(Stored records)
::::

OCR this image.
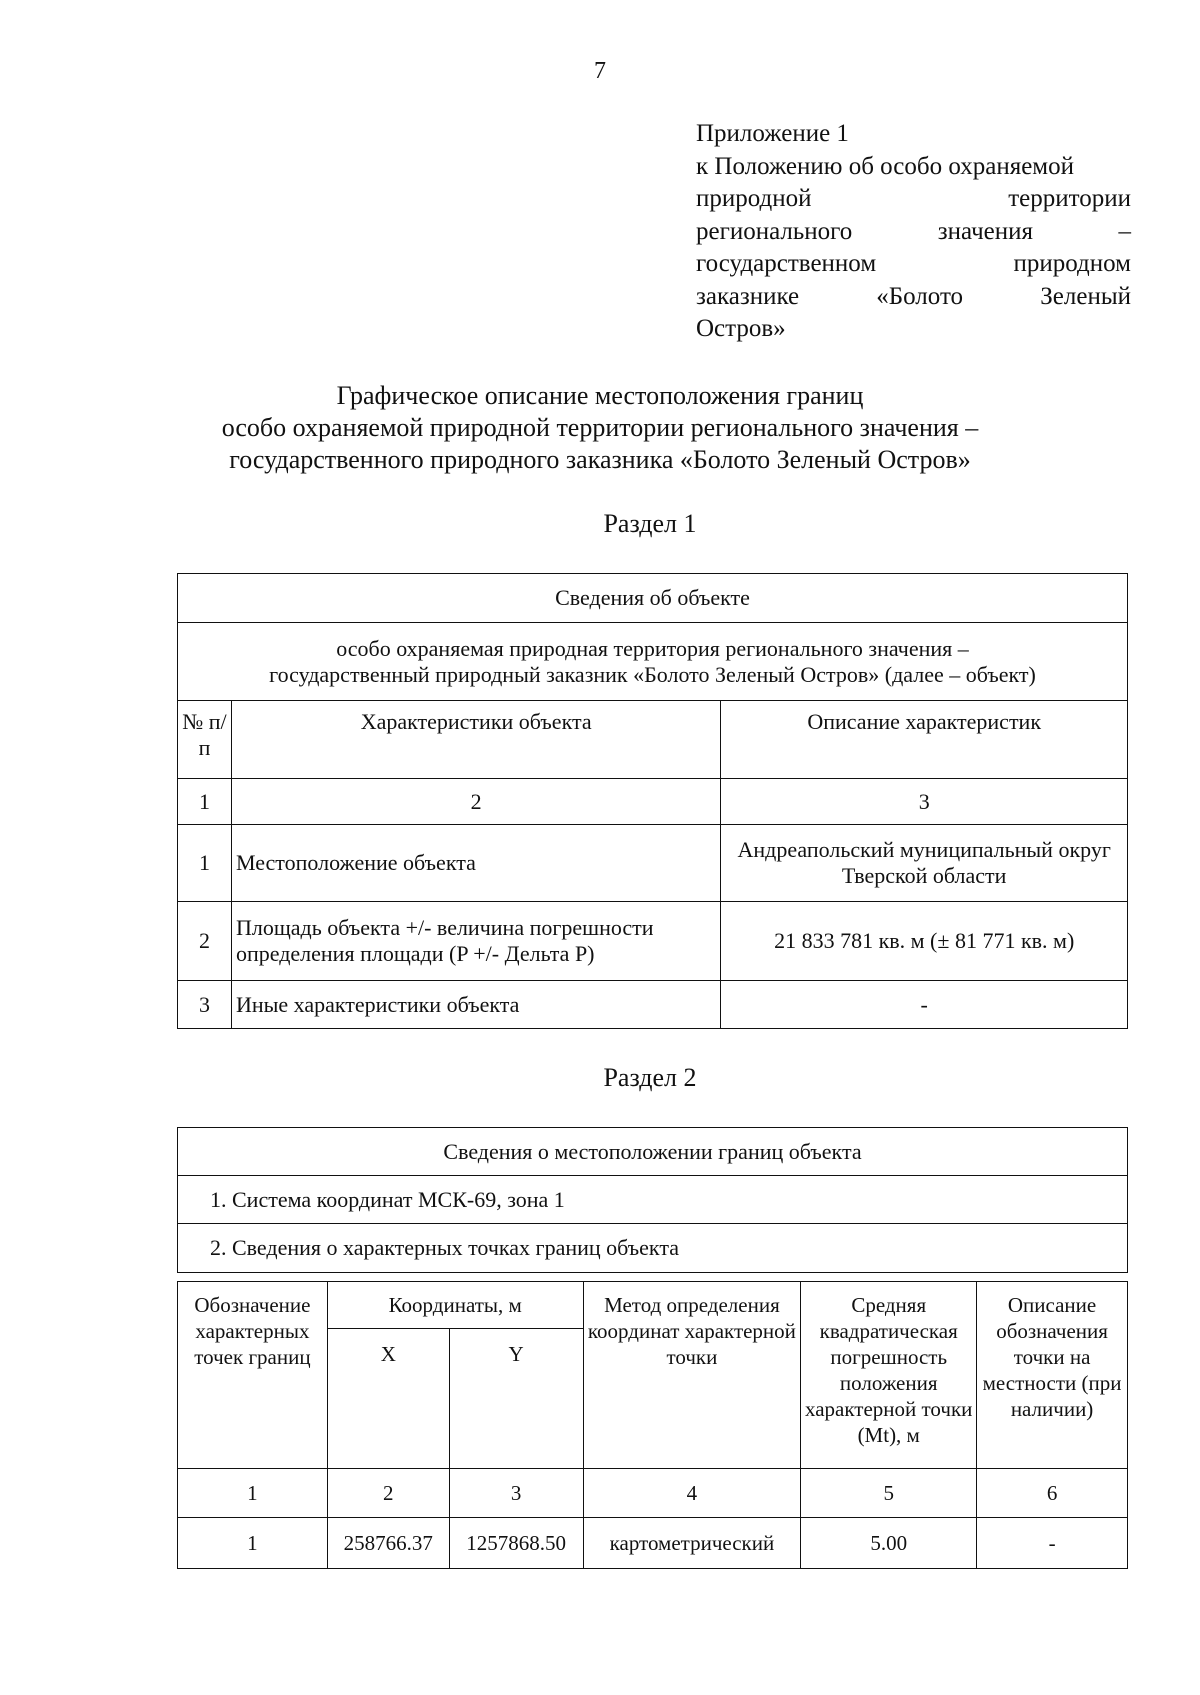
7
Приложение 1
к Положению об особо охраняемой
природной территории
регионального значения –
государственном природном
заказнике «Болото Зеленый
Остров»
Графическое описание местоположения границ
особо охраняемой природной территории регионального значения –
государственного природного заказника «Болото Зеленый Остров»
Раздел 1
Сведения об объекте		

особо охраняемая природная территория регионального значения –
государственный природный заказник «Болото Зеленый Остров» (далее – объект)		

№ п/п	Характеристики объекта	Описание характеристик
1	2	3
1	Местоположение объекта	Андреапольский муниципальный округ Тверской области
2	Площадь объекта +/- величина погрешности определения площади (P +/- Дельта P)	21 833 781 кв. м (± 81 771 кв. м)
3	Иные характеристики объекта	-
Раздел 2
Сведения о местоположении границ объекта
1. Система координат МСК-69, зона 1
2. Сведения о характерных точках границ объекта
Обозначение характерных точек границ	Координаты, м		Метод определения координат характерной точки	Средняя квадратическая погрешность положения характерной точки (Mt), м	Описание обозначения точки на местности (при наличии)
	X	Y			
1	2	3	4	5	6
1	258766.37	1257868.50	картометрический	5.00	-
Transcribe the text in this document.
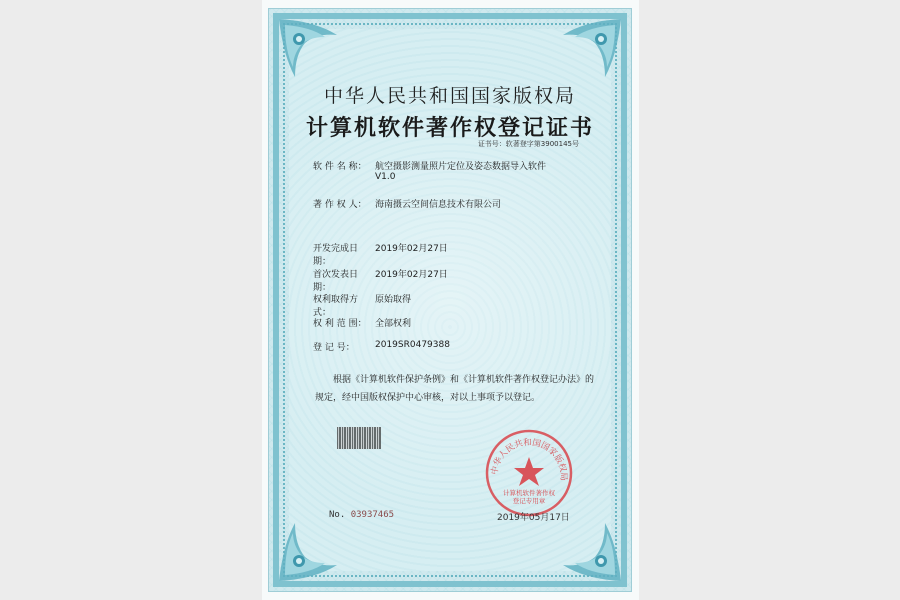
中华人民共和国国家版权局
计算机软件著作权登记证书
证书号：软著登字第3900145号
软 件 名 称： 航空摄影测量照片定位及姿态数据导入软件
V1.0
著 作 权 人： 海南摄云空间信息技术有限公司
开发完成日期：2019年02月27日
首次发表日期：2019年02月27日
权利取得方式：原始取得
权 利 范 围： 全部权利
登 记 号： 2019SR0479388
根据《计算机软件保护条例》和《计算机软件著作权登记办法》的
规定，经中国版权保护中心审核，对以上事项予以登记。
中华人民共和国国家版权局
计算机软件著作权
登记专用章
No. 03937465	2019年05月17日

::::

Challenge: Report the number of lines containing the string "границ" and add nothing to it.

Full output: 4